**INSTRUCTION:** From the listing below, work out how many lines contain "ylabel". Reply with that number only.

**RECORDS FOR THIS EXERCISE:**

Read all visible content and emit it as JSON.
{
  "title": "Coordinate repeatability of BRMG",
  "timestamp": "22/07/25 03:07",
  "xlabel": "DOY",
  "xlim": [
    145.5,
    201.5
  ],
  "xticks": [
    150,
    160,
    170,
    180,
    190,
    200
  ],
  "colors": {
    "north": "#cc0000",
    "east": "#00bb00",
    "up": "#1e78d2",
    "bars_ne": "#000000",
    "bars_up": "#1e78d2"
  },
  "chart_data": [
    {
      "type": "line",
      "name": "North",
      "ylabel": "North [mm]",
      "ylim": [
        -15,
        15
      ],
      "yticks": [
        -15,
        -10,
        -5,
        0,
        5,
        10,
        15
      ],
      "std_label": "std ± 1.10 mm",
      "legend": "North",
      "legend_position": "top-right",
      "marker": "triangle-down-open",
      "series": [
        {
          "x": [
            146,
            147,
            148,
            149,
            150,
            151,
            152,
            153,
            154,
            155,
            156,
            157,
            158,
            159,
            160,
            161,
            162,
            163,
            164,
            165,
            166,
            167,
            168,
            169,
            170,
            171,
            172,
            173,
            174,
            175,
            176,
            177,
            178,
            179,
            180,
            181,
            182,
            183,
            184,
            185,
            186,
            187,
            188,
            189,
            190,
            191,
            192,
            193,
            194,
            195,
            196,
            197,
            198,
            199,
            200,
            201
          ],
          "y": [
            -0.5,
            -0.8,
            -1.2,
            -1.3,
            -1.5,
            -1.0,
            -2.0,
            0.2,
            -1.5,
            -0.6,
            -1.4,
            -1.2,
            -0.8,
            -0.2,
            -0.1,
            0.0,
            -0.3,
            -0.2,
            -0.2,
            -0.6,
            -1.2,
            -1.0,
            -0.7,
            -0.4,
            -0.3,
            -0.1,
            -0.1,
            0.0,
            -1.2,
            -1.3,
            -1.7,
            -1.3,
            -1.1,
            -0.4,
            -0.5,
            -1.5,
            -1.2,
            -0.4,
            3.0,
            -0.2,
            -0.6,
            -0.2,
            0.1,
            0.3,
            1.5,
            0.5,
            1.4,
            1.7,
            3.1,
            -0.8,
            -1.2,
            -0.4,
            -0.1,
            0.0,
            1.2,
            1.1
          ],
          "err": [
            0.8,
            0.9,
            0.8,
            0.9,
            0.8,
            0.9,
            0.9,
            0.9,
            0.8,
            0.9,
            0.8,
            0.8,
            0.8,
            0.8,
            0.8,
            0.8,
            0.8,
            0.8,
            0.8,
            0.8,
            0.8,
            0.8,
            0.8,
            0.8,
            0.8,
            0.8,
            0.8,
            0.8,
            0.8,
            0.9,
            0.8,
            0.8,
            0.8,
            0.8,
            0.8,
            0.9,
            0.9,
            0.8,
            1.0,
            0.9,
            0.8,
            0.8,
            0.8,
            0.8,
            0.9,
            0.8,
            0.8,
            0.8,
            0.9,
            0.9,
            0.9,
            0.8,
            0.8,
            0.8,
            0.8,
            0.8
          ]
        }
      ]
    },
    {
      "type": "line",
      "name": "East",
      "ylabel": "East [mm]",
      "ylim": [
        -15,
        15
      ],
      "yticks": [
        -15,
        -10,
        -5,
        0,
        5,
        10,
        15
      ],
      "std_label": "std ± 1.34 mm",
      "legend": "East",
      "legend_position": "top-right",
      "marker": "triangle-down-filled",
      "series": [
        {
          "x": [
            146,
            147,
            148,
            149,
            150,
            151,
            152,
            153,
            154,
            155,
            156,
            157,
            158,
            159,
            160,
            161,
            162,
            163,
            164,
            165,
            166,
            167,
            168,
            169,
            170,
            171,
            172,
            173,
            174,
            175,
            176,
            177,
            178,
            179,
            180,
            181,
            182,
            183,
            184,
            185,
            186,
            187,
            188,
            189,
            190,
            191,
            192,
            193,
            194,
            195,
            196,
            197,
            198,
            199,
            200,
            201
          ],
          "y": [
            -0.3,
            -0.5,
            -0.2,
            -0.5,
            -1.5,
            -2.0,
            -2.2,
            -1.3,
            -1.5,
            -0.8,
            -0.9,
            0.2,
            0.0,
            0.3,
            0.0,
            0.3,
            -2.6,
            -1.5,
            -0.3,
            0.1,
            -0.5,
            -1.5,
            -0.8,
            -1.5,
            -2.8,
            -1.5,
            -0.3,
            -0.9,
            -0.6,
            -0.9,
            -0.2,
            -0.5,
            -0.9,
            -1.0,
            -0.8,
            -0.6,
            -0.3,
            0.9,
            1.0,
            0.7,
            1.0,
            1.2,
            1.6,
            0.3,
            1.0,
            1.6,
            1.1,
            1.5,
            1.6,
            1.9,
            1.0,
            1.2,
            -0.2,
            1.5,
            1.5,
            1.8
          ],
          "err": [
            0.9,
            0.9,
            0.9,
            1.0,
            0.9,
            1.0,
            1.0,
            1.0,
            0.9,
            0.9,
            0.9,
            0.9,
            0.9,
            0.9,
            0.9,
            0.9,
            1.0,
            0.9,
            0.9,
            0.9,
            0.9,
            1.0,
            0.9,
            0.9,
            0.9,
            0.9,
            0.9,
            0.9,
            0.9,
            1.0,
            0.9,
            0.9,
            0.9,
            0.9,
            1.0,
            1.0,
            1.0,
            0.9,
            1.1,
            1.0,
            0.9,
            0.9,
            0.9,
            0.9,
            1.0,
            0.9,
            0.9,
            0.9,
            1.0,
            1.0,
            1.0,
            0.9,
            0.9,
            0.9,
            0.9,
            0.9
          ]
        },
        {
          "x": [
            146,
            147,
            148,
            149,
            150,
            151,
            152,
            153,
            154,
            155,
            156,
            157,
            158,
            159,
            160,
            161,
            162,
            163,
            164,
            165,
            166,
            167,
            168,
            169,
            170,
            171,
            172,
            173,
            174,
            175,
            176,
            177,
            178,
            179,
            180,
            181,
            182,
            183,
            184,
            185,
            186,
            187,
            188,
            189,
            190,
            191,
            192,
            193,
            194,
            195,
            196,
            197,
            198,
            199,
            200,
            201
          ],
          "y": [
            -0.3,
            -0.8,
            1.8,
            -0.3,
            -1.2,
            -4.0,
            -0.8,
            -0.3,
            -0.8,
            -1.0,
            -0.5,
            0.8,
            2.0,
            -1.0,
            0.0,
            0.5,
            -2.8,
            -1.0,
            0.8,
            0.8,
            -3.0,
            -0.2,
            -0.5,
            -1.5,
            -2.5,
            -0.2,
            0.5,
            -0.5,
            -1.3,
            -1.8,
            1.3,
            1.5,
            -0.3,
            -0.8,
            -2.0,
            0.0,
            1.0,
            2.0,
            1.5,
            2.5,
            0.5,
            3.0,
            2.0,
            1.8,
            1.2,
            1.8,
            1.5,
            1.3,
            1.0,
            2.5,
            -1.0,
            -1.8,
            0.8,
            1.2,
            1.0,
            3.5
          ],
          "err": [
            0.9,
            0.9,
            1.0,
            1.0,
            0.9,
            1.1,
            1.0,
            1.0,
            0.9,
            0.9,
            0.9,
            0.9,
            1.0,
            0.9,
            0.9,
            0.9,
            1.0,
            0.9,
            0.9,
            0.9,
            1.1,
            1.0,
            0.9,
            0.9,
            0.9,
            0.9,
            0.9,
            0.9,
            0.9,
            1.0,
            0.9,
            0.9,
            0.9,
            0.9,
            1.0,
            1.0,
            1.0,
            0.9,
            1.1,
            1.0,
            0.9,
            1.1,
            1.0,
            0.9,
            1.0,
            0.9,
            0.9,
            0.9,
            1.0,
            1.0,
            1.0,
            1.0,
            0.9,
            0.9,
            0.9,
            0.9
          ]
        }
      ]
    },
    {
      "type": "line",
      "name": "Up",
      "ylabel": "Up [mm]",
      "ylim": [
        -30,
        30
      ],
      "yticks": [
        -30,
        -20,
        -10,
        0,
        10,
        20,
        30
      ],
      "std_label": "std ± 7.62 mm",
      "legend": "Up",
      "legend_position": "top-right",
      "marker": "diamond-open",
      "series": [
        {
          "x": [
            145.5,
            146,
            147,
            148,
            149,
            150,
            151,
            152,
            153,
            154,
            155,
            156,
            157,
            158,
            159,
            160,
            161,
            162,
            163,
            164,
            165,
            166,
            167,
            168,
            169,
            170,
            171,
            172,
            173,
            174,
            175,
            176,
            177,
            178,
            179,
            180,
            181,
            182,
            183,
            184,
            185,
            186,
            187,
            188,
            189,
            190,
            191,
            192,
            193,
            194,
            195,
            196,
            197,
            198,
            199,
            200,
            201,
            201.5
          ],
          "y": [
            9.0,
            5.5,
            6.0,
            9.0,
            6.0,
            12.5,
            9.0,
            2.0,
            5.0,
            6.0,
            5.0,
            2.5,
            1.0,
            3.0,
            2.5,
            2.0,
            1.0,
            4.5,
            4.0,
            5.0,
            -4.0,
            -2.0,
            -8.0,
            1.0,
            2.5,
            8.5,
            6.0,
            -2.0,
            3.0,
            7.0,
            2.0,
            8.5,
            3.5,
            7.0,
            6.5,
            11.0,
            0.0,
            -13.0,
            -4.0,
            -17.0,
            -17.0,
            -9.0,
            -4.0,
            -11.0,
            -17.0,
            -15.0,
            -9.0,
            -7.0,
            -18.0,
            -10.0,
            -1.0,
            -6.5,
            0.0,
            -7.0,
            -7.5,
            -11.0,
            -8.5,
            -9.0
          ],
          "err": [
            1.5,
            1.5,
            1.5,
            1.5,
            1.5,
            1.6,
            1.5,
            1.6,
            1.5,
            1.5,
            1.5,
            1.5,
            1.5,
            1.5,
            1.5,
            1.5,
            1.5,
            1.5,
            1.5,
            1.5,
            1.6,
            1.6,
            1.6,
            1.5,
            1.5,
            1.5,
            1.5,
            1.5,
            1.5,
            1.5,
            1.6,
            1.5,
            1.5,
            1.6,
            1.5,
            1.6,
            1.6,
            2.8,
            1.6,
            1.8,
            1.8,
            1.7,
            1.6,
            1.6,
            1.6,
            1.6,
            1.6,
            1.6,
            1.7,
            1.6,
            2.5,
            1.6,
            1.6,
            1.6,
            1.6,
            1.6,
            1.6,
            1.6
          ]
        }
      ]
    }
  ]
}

**COMPLETE RESPONSE:** 3